Data entries

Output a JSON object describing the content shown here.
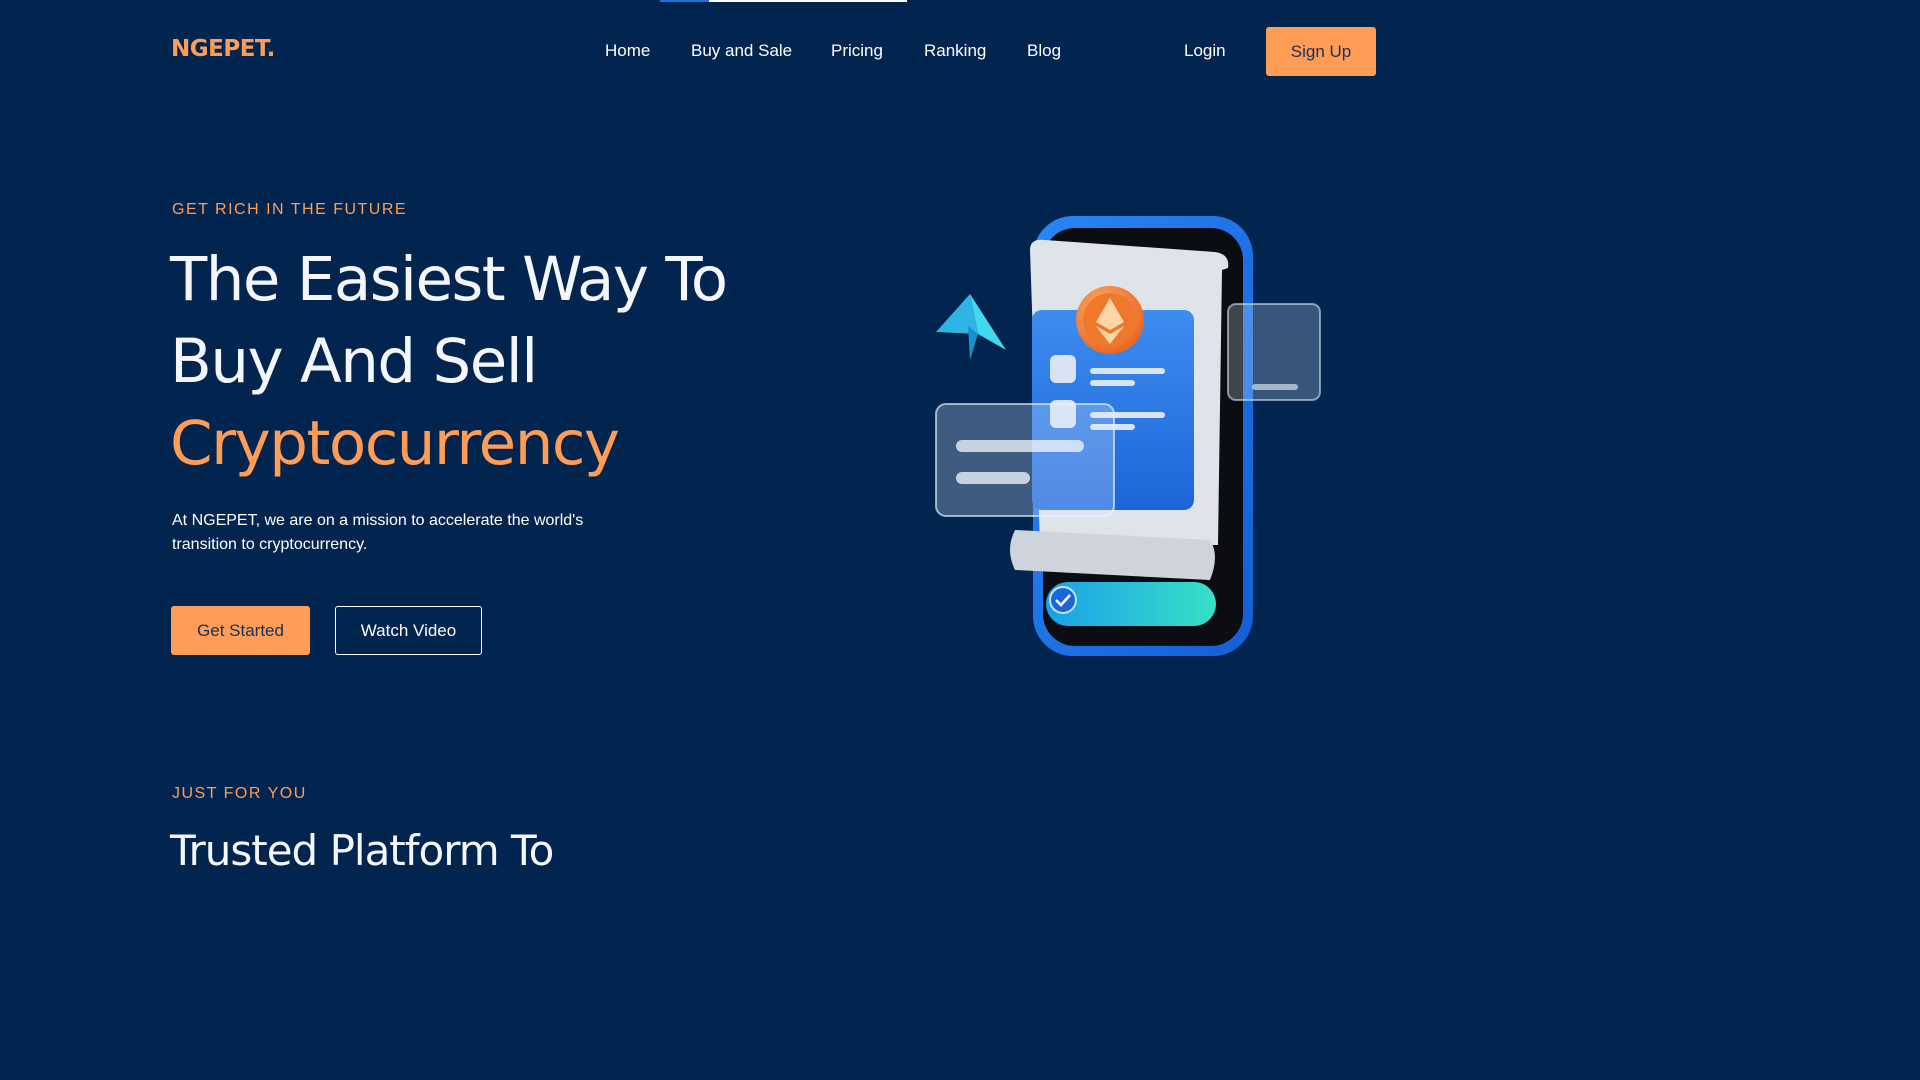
{
  "page_progress": {
    "fraction": 0.2
  },
  "header": {
    "logo": "NGEPET.",
    "nav": [
      "Home",
      "Buy and Sale",
      "Pricing",
      "Ranking",
      "Blog"
    ],
    "login": "Login",
    "signup": "Sign Up"
  },
  "hero": {
    "eyebrow": "GET RICH IN THE FUTURE",
    "title_line1": "The Easiest Way To",
    "title_line2": "Buy And Sell",
    "title_accent": "Cryptocurrency",
    "description": "At NGEPET, we are on a mission to accelerate the world's transition to cryptocurrency.",
    "primary_button": "Get Started",
    "secondary_button": "Watch Video",
    "illustration": [
      "phone-illustration",
      "ethereum-coin-icon",
      "paper-plane-icon",
      "check-icon"
    ]
  },
  "section2": {
    "eyebrow": "JUST FOR YOU",
    "title": "Trusted Platform To"
  },
  "colors": {
    "background": "#02254f",
    "accent": "#ff9d57",
    "text": "#ffffff",
    "phone_blue": "#1f72e6"
  }
}
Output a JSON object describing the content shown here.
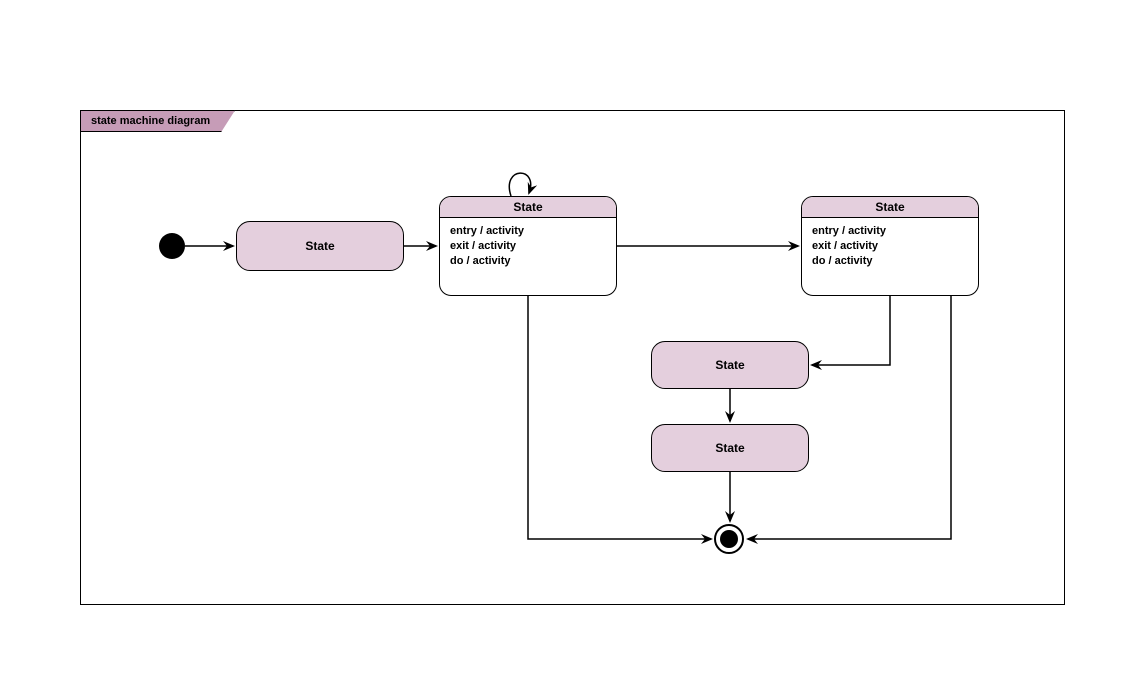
{
  "diagram": {
    "title": "state machine diagram",
    "states": {
      "simple1": {
        "label": "State"
      },
      "simple2": {
        "label": "State"
      },
      "simple3": {
        "label": "State"
      },
      "composite1": {
        "label": "State",
        "lines": [
          "entry / activity",
          "exit / activity",
          "do / activity"
        ]
      },
      "composite2": {
        "label": "State",
        "lines": [
          "entry / activity",
          "exit / activity",
          "do / activity"
        ]
      }
    }
  }
}
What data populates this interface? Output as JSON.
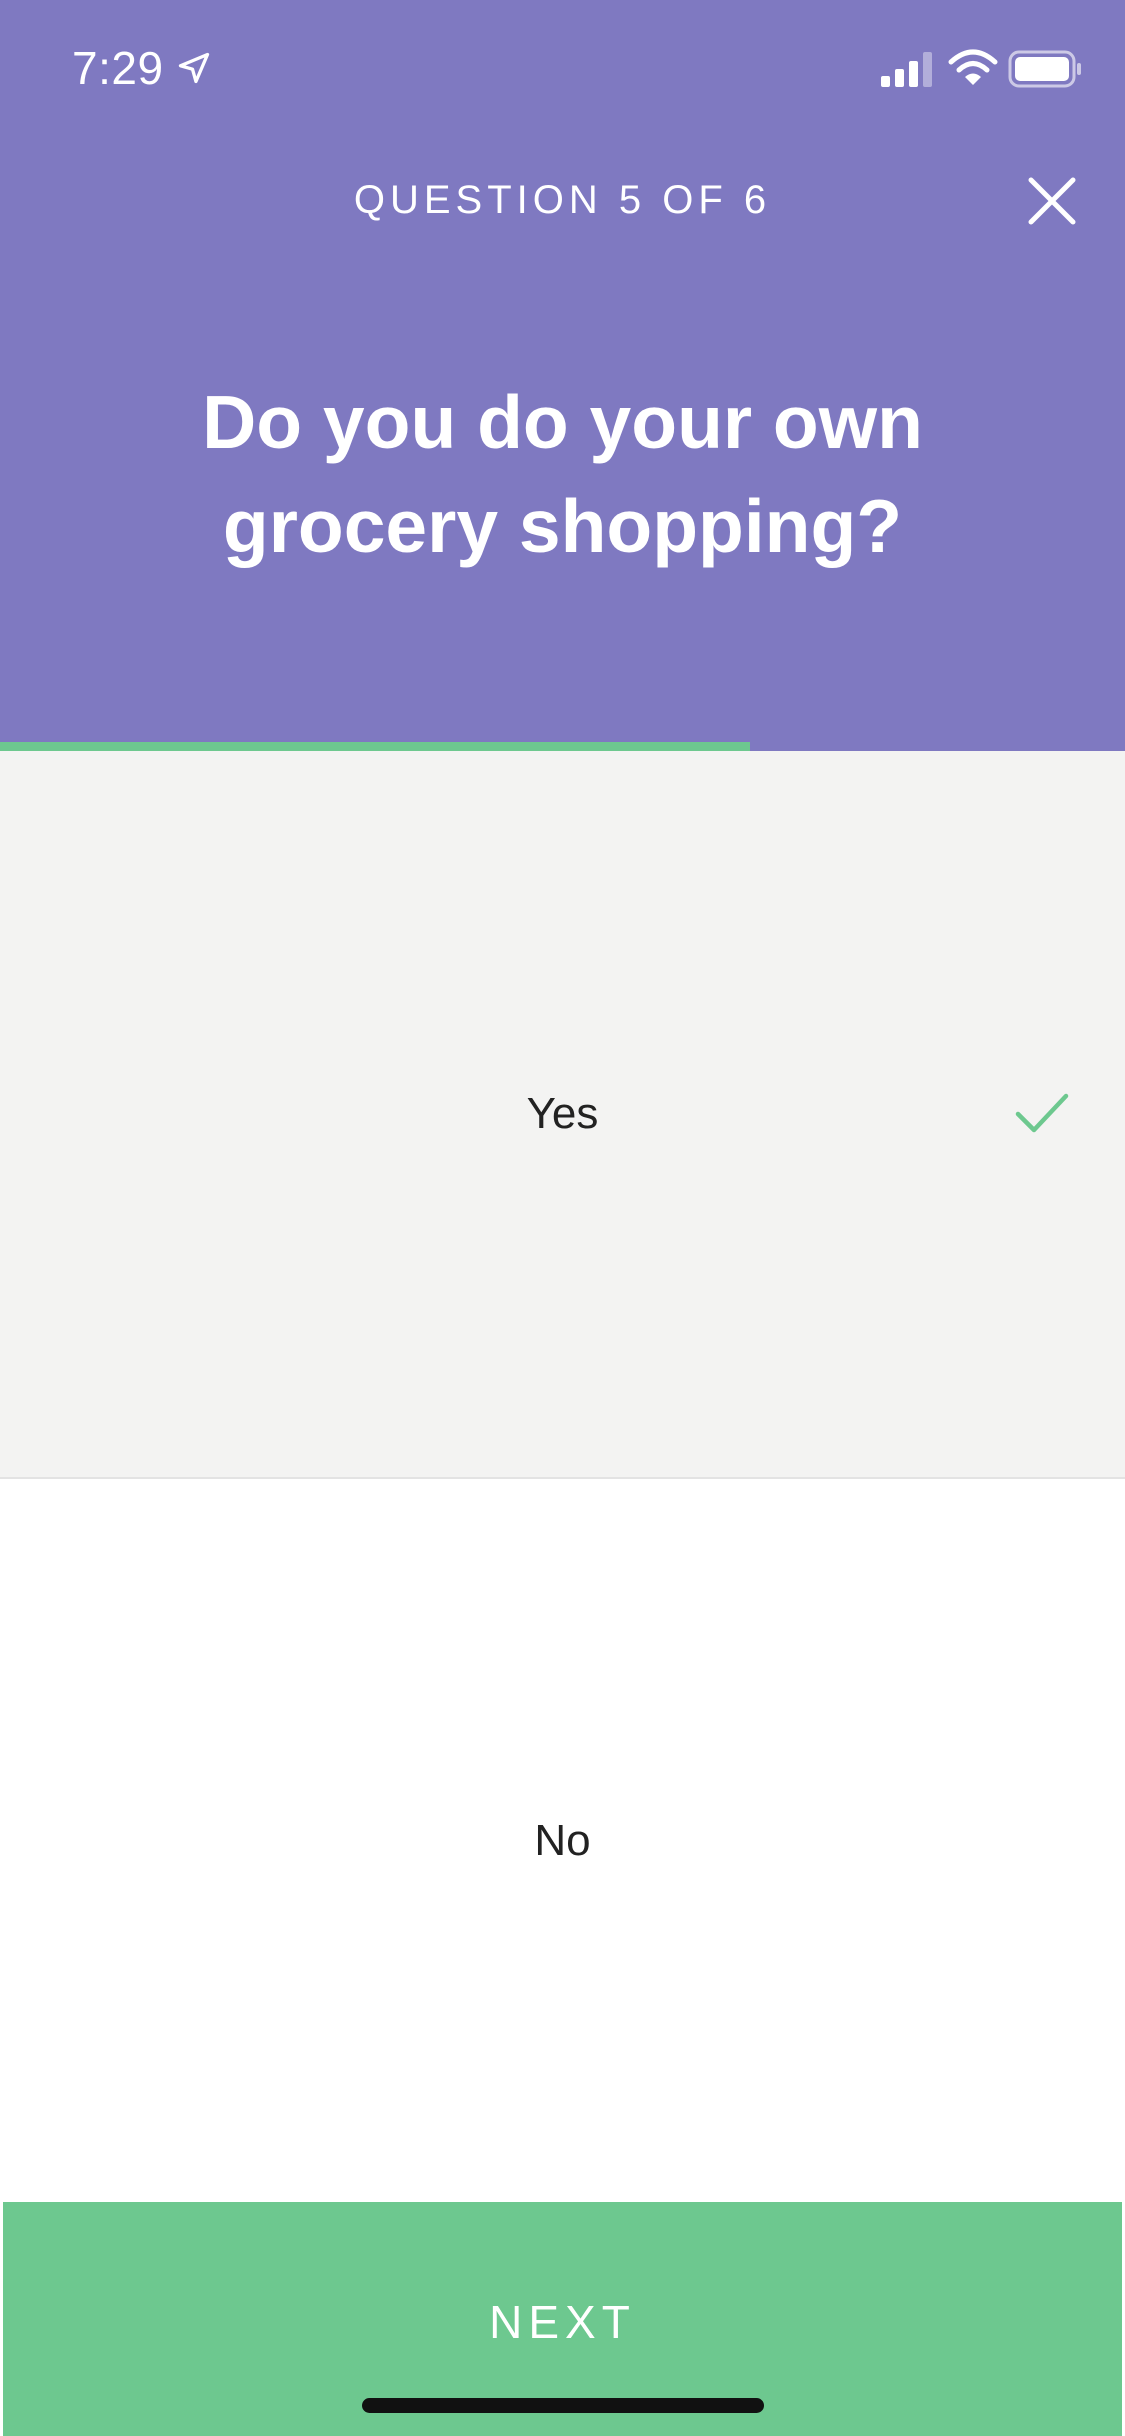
{
  "status_bar": {
    "time": "7:29",
    "icons": [
      "location-arrow-icon",
      "cellular-signal-icon",
      "wifi-icon",
      "battery-icon"
    ]
  },
  "header": {
    "question_counter": "QUESTION 5 OF 6",
    "question_title": "Do you do your own grocery shopping?",
    "close_icon": "close-icon"
  },
  "progress": {
    "fraction": 0.667
  },
  "options": [
    {
      "label": "Yes",
      "selected": true,
      "selected_icon": "checkmark-icon"
    },
    {
      "label": "No",
      "selected": false
    }
  ],
  "footer": {
    "next_label": "NEXT"
  },
  "colors": {
    "header_background": "#7f79c1",
    "accent_green": "#6dc88f",
    "selected_option_background": "#f3f3f2",
    "text_dark": "#222222",
    "text_light": "#ffffff"
  }
}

Exercise requirements
Copy verbatim the span that begins at the line containing "What data populates" and ends at the last line of the material, inclusive of both; exclude pictures.

Full response
What data populates this interface? Output as JSON.
{
  "status_bar": {
    "time": "7:29",
    "icons": [
      "location-arrow-icon",
      "cellular-signal-icon",
      "wifi-icon",
      "battery-icon"
    ]
  },
  "header": {
    "question_counter": "QUESTION 5 OF 6",
    "question_title": "Do you do your own grocery shopping?",
    "close_icon": "close-icon"
  },
  "progress": {
    "fraction": 0.667
  },
  "options": [
    {
      "label": "Yes",
      "selected": true,
      "selected_icon": "checkmark-icon"
    },
    {
      "label": "No",
      "selected": false
    }
  ],
  "footer": {
    "next_label": "NEXT"
  },
  "colors": {
    "header_background": "#7f79c1",
    "accent_green": "#6dc88f",
    "selected_option_background": "#f3f3f2",
    "text_dark": "#222222",
    "text_light": "#ffffff"
  }
}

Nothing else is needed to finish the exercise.